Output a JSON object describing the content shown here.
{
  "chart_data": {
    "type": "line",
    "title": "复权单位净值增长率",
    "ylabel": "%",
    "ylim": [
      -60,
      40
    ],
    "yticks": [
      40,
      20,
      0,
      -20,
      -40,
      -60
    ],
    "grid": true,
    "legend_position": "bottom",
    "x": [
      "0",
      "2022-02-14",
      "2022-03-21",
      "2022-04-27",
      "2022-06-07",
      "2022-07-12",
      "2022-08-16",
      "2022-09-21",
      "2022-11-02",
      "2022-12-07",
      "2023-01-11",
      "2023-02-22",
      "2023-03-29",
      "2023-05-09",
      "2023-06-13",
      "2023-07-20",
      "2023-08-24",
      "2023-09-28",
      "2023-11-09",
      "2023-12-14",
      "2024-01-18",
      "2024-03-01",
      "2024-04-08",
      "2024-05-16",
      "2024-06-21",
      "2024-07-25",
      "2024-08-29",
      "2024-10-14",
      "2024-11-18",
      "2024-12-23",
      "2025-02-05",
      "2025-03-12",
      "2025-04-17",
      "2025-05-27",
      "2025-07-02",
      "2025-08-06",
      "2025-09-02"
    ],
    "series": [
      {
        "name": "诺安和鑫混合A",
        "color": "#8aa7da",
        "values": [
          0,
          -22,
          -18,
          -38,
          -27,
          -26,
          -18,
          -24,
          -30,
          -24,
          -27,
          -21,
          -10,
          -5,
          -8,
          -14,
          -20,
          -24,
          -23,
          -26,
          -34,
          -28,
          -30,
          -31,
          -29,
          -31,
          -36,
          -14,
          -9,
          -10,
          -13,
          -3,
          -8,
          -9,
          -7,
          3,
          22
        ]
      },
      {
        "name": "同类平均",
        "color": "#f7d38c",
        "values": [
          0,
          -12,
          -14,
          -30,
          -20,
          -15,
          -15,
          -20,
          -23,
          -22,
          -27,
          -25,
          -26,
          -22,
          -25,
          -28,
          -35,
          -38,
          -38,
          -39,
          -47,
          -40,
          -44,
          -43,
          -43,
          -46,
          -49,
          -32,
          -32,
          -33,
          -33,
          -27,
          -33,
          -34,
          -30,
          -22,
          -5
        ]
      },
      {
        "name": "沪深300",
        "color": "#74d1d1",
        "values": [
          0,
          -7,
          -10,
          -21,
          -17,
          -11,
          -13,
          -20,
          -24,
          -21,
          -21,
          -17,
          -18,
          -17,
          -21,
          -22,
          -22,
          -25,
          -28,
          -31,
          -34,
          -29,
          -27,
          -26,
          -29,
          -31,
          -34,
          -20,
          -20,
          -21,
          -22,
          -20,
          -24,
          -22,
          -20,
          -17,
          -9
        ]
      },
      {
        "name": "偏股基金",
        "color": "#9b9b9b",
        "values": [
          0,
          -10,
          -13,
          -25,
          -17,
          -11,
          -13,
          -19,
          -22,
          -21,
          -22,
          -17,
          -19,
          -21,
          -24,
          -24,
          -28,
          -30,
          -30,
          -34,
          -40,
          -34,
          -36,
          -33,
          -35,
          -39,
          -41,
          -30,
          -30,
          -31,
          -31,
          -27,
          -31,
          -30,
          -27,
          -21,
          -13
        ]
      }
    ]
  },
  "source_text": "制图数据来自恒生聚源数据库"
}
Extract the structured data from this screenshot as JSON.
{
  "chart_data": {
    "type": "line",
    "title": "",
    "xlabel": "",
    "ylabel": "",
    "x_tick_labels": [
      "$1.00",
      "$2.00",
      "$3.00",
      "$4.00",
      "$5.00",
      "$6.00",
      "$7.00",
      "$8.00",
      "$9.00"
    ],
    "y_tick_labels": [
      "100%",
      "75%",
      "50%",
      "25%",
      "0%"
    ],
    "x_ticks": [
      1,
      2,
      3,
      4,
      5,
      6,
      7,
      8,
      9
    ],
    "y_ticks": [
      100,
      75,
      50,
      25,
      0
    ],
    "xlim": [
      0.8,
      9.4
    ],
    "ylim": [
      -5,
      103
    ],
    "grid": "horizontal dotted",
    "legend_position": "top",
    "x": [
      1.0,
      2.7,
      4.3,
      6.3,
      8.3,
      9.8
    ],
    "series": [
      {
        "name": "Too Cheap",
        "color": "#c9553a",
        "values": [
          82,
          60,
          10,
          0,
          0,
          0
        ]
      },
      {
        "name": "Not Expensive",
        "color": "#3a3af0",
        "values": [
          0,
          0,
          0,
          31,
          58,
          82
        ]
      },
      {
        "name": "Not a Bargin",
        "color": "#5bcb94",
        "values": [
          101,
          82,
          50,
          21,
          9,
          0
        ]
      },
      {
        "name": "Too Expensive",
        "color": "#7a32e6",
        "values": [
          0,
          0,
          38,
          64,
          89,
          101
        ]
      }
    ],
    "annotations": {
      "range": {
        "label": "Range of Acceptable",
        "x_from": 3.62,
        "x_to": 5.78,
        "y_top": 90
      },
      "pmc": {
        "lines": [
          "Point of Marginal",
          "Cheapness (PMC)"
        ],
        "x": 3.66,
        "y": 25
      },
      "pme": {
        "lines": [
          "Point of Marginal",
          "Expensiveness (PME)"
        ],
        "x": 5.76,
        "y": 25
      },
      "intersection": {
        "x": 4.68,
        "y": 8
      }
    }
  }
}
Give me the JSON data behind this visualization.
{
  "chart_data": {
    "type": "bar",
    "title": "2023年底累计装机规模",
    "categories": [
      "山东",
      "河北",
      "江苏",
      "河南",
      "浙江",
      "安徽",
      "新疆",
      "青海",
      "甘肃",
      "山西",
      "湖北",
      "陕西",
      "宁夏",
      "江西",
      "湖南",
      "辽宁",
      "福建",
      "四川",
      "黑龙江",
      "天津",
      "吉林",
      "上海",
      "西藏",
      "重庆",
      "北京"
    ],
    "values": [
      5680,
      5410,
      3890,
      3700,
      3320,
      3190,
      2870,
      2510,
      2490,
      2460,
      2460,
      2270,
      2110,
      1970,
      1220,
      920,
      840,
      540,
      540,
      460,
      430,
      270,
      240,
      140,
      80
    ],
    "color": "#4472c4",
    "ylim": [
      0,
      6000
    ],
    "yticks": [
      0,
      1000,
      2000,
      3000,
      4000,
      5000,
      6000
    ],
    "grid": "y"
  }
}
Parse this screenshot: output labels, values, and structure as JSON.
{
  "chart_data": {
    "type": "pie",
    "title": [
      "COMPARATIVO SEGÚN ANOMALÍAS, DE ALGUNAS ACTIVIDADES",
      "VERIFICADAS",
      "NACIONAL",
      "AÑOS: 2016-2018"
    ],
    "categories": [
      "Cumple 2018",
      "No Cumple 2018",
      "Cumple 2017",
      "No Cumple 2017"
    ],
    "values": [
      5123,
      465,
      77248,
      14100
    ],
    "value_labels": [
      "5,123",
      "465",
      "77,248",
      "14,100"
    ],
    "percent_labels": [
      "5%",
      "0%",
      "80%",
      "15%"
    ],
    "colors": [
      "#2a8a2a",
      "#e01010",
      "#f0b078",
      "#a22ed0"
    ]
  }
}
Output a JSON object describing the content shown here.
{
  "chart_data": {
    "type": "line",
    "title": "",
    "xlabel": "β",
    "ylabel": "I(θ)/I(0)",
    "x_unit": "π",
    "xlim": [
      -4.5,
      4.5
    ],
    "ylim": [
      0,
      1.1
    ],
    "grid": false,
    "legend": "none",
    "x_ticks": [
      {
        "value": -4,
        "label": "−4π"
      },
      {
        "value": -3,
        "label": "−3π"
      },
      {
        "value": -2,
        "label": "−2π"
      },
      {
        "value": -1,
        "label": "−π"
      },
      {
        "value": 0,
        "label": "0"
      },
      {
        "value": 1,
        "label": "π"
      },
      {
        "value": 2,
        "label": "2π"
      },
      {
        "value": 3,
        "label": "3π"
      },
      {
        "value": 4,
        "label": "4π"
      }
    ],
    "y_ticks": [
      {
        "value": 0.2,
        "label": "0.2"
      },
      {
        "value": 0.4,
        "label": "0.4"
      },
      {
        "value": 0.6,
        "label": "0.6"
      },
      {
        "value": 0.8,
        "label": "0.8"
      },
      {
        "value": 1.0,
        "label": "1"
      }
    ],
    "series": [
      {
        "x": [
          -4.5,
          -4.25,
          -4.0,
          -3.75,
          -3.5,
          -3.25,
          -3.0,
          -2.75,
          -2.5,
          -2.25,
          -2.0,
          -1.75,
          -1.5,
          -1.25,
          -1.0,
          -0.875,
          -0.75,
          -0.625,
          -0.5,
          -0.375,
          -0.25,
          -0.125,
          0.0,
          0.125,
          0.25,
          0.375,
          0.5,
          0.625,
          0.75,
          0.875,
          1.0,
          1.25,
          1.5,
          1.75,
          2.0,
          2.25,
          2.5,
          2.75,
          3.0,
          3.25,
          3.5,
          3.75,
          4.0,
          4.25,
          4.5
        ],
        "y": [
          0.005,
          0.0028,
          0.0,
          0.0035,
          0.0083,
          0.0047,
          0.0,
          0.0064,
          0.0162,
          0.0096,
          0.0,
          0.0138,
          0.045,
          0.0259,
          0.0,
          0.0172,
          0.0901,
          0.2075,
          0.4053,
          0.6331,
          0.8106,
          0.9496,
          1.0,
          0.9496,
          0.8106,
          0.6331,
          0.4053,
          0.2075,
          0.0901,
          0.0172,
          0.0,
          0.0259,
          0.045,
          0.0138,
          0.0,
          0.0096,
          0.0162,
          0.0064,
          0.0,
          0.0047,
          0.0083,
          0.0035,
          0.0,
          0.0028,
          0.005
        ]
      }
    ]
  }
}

• • • • • • •

## Brief
Where a line above holds the string "screenshot", show that line.

## Written solution
Extract the structured data from this screenshot as JSON.
Parse this screenshot: output labels, values, and structure as JSON.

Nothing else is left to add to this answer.